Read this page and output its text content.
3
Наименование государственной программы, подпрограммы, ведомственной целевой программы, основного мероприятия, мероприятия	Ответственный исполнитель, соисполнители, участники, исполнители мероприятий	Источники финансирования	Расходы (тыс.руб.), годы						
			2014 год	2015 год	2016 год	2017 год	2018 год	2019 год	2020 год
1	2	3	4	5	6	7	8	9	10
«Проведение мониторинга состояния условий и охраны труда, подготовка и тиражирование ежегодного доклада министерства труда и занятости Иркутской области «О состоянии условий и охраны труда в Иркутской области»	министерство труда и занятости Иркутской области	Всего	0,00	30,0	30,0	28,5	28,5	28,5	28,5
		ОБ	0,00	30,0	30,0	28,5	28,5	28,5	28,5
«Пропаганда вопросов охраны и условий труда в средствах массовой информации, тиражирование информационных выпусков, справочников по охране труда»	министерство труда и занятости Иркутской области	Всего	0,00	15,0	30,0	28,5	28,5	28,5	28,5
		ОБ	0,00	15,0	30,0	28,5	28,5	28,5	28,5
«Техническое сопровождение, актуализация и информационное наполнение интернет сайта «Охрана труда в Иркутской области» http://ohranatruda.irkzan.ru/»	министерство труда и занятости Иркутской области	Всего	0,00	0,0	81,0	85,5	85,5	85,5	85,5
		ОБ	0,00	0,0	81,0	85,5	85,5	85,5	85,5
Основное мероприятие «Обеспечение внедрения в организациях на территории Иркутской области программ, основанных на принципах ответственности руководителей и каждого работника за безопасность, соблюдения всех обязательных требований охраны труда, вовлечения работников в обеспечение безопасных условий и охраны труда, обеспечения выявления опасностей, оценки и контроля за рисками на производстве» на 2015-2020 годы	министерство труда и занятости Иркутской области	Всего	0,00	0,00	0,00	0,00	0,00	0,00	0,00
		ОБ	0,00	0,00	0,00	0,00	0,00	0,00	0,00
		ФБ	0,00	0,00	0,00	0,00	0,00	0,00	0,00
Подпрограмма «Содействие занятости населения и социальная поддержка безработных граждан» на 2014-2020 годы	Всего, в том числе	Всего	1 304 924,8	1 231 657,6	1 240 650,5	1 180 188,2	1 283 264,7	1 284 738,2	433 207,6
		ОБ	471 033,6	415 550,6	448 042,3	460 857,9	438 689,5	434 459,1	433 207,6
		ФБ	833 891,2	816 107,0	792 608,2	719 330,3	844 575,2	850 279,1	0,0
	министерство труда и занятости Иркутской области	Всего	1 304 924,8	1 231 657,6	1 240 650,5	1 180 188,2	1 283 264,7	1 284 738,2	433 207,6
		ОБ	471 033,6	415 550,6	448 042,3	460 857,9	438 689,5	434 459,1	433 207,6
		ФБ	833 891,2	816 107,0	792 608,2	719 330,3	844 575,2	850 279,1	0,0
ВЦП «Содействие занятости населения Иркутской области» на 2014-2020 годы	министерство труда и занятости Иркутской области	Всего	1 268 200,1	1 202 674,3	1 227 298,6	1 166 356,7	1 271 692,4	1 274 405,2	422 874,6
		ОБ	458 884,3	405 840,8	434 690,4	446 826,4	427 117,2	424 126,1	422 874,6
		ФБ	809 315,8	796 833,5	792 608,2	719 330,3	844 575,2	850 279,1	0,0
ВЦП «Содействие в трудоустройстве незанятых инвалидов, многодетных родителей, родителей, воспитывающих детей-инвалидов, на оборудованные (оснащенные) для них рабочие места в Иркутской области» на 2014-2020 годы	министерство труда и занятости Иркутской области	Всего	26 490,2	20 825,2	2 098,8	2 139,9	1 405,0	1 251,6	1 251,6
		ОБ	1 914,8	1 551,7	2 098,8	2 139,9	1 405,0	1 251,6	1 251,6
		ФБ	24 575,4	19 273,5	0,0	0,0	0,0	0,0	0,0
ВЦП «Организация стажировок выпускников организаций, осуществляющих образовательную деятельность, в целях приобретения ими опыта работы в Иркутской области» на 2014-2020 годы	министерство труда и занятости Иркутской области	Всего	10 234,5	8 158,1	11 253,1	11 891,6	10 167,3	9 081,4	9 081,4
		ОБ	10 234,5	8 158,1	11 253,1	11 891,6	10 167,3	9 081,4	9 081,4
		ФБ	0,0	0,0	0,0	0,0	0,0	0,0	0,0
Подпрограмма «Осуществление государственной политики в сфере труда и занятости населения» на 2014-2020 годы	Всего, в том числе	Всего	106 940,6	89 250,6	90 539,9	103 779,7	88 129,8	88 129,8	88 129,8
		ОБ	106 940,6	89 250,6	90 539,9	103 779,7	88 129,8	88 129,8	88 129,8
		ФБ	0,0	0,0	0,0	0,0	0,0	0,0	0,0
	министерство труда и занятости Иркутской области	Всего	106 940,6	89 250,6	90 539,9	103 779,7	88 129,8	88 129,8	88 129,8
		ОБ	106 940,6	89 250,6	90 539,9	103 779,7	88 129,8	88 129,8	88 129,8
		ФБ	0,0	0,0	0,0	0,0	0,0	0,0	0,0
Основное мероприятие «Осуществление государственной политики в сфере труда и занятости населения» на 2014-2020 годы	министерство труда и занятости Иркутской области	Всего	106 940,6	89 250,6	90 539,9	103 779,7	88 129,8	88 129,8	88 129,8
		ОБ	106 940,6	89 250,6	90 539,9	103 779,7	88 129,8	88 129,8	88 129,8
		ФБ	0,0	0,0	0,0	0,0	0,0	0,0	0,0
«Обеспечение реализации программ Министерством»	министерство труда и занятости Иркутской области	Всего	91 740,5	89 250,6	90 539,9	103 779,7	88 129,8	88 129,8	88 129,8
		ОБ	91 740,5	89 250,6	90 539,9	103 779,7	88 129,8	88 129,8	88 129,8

*Problem*
From the listing above, reproduce all the lines exactly.

*Result of this task*
Read this page and output its text content.
3
Наименование государственной программы, подпрограммы, ведомственной целевой программы, основного мероприятия, мероприятия	Ответственный исполнитель, соисполнители, участники, исполнители мероприятий	Источники финансирования	Расходы (тыс.руб.), годы						
			2014 год	2015 год	2016 год	2017 год	2018 год	2019 год	2020 год
1	2	3	4	5	6	7	8	9	10
«Проведение мониторинга состояния условий и охраны труда, подготовка и тиражирование ежегодного доклада министерства труда и занятости Иркутской области «О состоянии условий и охраны труда в Иркутской области»	министерство труда и занятости Иркутской области	Всего	0,00	30,0	30,0	28,5	28,5	28,5	28,5
		ОБ	0,00	30,0	30,0	28,5	28,5	28,5	28,5
«Пропаганда вопросов охраны и условий труда в средствах массовой информации, тиражирование информационных выпусков, справочников по охране труда»	министерство труда и занятости Иркутской области	Всего	0,00	15,0	30,0	28,5	28,5	28,5	28,5
		ОБ	0,00	15,0	30,0	28,5	28,5	28,5	28,5
«Техническое сопровождение, актуализация и информационное наполнение интернет сайта «Охрана труда в Иркутской области» http://ohranatruda.irkzan.ru/»	министерство труда и занятости Иркутской области	Всего	0,00	0,0	81,0	85,5	85,5	85,5	85,5
		ОБ	0,00	0,0	81,0	85,5	85,5	85,5	85,5
Основное мероприятие «Обеспечение внедрения в организациях на территории Иркутской области программ, основанных на принципах ответственности руководителей и каждого работника за безопасность, соблюдения всех обязательных требований охраны труда, вовлечения работников в обеспечение безопасных условий и охраны труда, обеспечения выявления опасностей, оценки и контроля за рисками на производстве» на 2015-2020 годы	министерство труда и занятости Иркутской области	Всего	0,00	0,00	0,00	0,00	0,00	0,00	0,00
		ОБ	0,00	0,00	0,00	0,00	0,00	0,00	0,00
		ФБ	0,00	0,00	0,00	0,00	0,00	0,00	0,00
Подпрограмма «Содействие занятости населения и социальная поддержка безработных граждан» на 2014-2020 годы	Всего, в том числе	Всего	1 304 924,8	1 231 657,6	1 240 650,5	1 180 188,2	1 283 264,7	1 284 738,2	433 207,6
		ОБ	471 033,6	415 550,6	448 042,3	460 857,9	438 689,5	434 459,1	433 207,6
		ФБ	833 891,2	816 107,0	792 608,2	719 330,3	844 575,2	850 279,1	0,0
	министерство труда и занятости Иркутской области	Всего	1 304 924,8	1 231 657,6	1 240 650,5	1 180 188,2	1 283 264,7	1 284 738,2	433 207,6
		ОБ	471 033,6	415 550,6	448 042,3	460 857,9	438 689,5	434 459,1	433 207,6
		ФБ	833 891,2	816 107,0	792 608,2	719 330,3	844 575,2	850 279,1	0,0
ВЦП «Содействие занятости населения Иркутской области» на 2014-2020 годы	министерство труда и занятости Иркутской области	Всего	1 268 200,1	1 202 674,3	1 227 298,6	1 166 356,7	1 271 692,4	1 274 405,2	422 874,6
		ОБ	458 884,3	405 840,8	434 690,4	446 826,4	427 117,2	424 126,1	422 874,6
		ФБ	809 315,8	796 833,5	792 608,2	719 330,3	844 575,2	850 279,1	0,0
ВЦП «Содействие в трудоустройстве незанятых инвалидов, многодетных родителей, родителей, воспитывающих детей-инвалидов, на оборудованные (оснащенные) для них рабочие места в Иркутской области» на 2014-2020 годы	министерство труда и занятости Иркутской области	Всего	26 490,2	20 825,2	2 098,8	2 139,9	1 405,0	1 251,6	1 251,6
		ОБ	1 914,8	1 551,7	2 098,8	2 139,9	1 405,0	1 251,6	1 251,6
		ФБ	24 575,4	19 273,5	0,0	0,0	0,0	0,0	0,0
ВЦП «Организация стажировок выпускников организаций, осуществляющих образовательную деятельность, в целях приобретения ими опыта работы в Иркутской области» на 2014-2020 годы	министерство труда и занятости Иркутской области	Всего	10 234,5	8 158,1	11 253,1	11 891,6	10 167,3	9 081,4	9 081,4
		ОБ	10 234,5	8 158,1	11 253,1	11 891,6	10 167,3	9 081,4	9 081,4
		ФБ	0,0	0,0	0,0	0,0	0,0	0,0	0,0
Подпрограмма «Осуществление государственной политики в сфере труда и занятости населения» на 2014-2020 годы	Всего, в том числе	Всего	106 940,6	89 250,6	90 539,9	103 779,7	88 129,8	88 129,8	88 129,8
		ОБ	106 940,6	89 250,6	90 539,9	103 779,7	88 129,8	88 129,8	88 129,8
		ФБ	0,0	0,0	0,0	0,0	0,0	0,0	0,0
	министерство труда и занятости Иркутской области	Всего	106 940,6	89 250,6	90 539,9	103 779,7	88 129,8	88 129,8	88 129,8
		ОБ	106 940,6	89 250,6	90 539,9	103 779,7	88 129,8	88 129,8	88 129,8
		ФБ	0,0	0,0	0,0	0,0	0,0	0,0	0,0
Основное мероприятие «Осуществление государственной политики в сфере труда и занятости населения» на 2014-2020 годы	министерство труда и занятости Иркутской области	Всего	106 940,6	89 250,6	90 539,9	103 779,7	88 129,8	88 129,8	88 129,8
		ОБ	106 940,6	89 250,6	90 539,9	103 779,7	88 129,8	88 129,8	88 129,8
		ФБ	0,0	0,0	0,0	0,0	0,0	0,0	0,0
«Обеспечение реализации программ Министерством»	министерство труда и занятости Иркутской области	Всего	91 740,5	89 250,6	90 539,9	103 779,7	88 129,8	88 129,8	88 129,8
		ОБ	91 740,5	89 250,6	90 539,9	103 779,7	88 129,8	88 129,8	88 129,8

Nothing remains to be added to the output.